## Recorded information
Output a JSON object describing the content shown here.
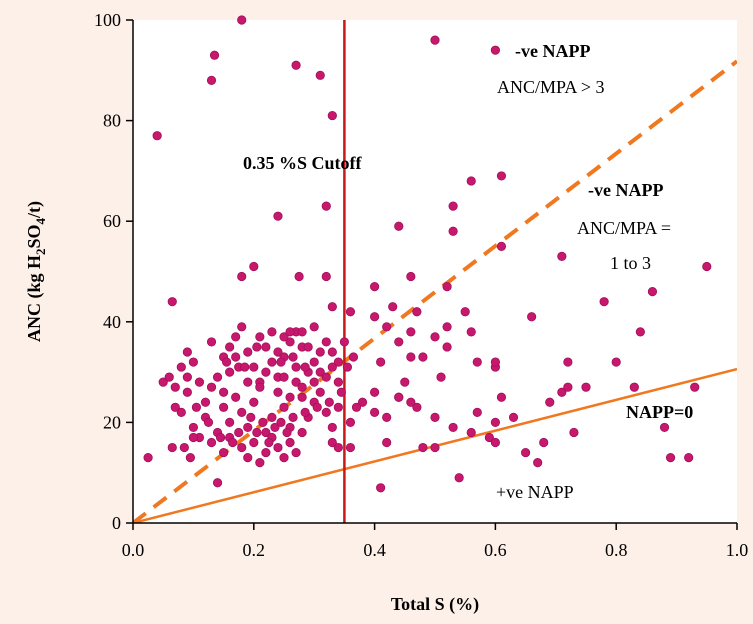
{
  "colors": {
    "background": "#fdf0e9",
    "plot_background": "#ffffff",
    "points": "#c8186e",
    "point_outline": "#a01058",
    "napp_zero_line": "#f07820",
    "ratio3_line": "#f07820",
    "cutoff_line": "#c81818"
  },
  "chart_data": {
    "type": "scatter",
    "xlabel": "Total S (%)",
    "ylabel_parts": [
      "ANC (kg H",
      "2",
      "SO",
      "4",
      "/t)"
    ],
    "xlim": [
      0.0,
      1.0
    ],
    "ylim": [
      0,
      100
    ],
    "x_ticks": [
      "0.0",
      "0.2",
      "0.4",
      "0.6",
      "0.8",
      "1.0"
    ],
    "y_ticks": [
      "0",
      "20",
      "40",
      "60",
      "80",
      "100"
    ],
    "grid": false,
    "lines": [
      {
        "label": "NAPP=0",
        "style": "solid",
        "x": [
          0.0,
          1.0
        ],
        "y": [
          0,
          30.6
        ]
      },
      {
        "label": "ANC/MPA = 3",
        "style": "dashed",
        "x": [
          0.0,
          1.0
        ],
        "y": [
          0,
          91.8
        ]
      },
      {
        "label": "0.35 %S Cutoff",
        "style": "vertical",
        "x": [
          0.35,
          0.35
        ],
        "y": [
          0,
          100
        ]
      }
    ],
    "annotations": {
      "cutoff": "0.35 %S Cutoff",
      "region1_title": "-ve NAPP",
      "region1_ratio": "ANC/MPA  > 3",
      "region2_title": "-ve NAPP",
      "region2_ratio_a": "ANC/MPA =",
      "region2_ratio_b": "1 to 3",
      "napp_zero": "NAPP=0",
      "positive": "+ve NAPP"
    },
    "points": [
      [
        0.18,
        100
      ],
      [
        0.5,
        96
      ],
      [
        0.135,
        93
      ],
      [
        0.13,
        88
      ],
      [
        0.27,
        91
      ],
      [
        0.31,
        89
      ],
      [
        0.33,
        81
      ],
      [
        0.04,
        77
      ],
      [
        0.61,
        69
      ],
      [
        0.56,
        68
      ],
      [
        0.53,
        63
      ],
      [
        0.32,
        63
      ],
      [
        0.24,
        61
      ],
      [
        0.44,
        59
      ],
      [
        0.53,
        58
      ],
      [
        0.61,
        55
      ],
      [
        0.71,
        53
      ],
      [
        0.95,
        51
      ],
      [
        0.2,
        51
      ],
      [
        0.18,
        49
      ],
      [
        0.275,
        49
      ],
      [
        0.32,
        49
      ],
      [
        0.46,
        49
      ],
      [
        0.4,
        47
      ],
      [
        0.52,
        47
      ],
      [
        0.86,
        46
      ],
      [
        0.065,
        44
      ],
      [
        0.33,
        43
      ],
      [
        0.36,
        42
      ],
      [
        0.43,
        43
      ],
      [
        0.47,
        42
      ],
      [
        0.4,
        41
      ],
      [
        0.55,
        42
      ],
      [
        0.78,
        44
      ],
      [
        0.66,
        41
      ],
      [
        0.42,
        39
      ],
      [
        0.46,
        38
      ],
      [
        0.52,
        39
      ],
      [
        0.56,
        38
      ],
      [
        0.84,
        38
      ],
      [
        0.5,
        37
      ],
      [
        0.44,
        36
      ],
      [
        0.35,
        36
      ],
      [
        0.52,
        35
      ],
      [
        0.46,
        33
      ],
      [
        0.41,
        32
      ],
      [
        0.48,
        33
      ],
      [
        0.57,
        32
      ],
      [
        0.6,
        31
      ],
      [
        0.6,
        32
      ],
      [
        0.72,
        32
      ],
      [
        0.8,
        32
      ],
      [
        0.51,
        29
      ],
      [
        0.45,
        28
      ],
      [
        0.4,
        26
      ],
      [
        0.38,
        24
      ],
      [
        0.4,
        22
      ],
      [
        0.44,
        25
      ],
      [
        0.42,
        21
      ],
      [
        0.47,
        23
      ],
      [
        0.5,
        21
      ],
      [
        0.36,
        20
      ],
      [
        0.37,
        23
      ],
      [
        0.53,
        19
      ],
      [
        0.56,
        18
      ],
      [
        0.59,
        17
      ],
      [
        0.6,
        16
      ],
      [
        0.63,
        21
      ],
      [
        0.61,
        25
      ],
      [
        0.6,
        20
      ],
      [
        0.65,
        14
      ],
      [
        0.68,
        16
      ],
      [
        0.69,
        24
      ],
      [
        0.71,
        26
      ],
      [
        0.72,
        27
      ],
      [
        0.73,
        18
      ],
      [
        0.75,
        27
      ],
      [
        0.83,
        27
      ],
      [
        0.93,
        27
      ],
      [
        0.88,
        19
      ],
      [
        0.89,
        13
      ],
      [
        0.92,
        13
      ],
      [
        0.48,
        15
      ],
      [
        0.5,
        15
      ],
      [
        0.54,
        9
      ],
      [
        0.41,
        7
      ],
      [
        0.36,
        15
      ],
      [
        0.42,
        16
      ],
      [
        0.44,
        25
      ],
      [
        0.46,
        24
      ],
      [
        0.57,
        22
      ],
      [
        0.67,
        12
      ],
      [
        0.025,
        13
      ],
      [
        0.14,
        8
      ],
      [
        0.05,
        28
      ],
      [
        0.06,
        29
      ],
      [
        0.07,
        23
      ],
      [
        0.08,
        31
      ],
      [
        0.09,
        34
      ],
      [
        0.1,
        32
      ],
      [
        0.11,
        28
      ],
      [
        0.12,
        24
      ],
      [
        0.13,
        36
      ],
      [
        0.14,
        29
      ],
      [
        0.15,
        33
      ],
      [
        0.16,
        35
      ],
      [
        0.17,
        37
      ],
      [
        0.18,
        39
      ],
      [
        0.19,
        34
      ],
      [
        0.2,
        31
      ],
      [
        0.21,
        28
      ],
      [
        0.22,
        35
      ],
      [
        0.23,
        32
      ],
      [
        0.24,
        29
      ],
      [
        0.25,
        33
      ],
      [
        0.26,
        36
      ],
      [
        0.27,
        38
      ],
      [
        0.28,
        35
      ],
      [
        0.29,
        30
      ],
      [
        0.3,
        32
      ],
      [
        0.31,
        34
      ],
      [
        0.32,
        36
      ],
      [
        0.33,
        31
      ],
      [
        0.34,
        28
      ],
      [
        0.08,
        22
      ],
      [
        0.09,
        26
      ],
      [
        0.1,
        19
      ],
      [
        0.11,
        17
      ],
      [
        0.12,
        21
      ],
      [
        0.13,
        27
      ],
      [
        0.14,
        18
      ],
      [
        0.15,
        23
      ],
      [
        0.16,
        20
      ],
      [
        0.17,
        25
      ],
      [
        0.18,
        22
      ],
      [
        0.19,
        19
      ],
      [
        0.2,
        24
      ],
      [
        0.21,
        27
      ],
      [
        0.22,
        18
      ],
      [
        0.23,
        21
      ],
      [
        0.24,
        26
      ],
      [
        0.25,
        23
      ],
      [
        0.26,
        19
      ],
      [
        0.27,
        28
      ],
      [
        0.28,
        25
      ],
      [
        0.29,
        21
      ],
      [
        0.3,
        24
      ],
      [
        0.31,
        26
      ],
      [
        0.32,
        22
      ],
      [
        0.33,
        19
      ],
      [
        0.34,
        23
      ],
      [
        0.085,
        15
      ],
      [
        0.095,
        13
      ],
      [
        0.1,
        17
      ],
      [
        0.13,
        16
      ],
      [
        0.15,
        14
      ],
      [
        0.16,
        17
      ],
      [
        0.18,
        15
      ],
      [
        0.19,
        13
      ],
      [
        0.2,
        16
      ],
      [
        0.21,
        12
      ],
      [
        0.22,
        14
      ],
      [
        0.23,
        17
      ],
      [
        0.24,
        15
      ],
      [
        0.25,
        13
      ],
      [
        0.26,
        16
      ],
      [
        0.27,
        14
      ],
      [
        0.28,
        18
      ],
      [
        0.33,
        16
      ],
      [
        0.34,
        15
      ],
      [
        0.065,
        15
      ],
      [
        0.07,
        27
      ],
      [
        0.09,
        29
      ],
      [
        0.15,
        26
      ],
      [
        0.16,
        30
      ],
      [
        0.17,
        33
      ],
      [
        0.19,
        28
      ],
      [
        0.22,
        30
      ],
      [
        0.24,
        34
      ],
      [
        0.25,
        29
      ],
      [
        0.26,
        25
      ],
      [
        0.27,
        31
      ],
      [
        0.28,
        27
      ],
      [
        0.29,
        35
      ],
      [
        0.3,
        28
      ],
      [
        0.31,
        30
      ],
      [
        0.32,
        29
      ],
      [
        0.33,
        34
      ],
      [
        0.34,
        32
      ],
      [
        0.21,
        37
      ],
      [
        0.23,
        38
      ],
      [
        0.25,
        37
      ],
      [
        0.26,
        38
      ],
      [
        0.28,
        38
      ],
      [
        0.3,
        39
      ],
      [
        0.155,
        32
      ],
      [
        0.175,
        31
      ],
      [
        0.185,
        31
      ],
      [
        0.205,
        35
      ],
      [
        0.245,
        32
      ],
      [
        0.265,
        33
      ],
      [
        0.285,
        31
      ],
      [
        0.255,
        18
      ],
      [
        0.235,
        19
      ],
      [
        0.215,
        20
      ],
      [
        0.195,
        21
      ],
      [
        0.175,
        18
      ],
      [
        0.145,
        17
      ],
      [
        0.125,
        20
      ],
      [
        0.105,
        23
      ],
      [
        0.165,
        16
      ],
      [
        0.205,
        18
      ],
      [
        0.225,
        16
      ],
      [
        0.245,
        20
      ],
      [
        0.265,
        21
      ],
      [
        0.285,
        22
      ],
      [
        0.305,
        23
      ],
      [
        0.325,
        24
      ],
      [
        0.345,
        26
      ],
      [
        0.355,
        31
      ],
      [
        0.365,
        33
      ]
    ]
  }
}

## Task statement
Look through the entries and return every line where "style" appears.

## Problem solution
        "style": "solid",
        "style": "dashed",
        "style": "vertical",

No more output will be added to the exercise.